(Entries from a dataset):
================================

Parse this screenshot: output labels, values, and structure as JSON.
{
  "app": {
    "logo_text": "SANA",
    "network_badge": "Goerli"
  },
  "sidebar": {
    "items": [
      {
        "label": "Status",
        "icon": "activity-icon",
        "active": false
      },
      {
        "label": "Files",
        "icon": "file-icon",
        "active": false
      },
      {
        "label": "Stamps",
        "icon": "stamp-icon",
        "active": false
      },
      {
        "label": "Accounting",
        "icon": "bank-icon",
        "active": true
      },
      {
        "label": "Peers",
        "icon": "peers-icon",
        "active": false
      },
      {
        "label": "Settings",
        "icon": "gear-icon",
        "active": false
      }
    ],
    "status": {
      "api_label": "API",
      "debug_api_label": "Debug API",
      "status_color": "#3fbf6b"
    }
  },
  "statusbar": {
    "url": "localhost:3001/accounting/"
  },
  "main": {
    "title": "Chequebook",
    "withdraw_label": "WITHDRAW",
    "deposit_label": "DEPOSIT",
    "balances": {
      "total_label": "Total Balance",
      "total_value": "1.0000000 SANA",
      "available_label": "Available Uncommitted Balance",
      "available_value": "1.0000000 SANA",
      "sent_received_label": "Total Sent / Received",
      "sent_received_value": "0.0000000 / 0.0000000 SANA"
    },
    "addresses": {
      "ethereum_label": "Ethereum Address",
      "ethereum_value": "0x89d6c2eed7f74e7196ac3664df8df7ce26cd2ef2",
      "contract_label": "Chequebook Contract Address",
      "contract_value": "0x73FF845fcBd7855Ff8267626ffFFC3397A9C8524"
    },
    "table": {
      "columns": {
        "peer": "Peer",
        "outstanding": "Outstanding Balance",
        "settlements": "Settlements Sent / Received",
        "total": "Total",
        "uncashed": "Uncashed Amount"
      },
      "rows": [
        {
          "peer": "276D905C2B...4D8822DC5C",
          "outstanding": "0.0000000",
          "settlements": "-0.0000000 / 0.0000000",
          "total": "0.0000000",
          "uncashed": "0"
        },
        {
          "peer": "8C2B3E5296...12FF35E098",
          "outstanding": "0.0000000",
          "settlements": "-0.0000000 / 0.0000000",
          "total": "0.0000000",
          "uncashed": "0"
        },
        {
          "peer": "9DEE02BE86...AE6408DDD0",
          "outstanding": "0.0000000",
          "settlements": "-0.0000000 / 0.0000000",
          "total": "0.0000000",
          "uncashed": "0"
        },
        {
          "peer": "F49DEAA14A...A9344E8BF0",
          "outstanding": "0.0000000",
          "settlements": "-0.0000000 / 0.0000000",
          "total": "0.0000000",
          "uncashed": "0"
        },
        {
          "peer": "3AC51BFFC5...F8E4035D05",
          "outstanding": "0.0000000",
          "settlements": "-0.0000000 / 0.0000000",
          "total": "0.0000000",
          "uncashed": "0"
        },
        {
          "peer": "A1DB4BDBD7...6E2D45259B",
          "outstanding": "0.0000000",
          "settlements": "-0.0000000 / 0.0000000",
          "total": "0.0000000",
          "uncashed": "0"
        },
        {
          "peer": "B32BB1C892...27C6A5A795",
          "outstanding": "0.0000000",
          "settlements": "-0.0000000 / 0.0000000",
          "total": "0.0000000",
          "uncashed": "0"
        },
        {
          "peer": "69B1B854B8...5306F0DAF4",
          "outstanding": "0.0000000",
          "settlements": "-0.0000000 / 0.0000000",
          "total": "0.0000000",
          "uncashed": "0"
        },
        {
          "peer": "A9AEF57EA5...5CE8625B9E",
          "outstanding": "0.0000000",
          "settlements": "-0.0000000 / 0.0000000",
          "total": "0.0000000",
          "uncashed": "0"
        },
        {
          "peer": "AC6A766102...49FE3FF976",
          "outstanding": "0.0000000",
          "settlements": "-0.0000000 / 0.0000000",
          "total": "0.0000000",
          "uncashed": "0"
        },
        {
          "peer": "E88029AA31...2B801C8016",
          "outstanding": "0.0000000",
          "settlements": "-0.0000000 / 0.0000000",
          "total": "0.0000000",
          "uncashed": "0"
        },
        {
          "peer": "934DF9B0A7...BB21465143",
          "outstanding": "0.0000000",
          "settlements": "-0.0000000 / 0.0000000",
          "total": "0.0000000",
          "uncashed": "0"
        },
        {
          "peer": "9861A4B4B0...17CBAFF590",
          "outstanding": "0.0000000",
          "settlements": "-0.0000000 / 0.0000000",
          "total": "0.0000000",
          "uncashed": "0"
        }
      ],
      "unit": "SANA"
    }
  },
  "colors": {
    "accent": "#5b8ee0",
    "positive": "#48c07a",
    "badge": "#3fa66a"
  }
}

================================

(What is being asked): Identify which lines contain the word "Chequebook" and copy each one.

(Result for this task):
    "title": "Chequebook",
      "contract_label": "Chequebook Contract Address",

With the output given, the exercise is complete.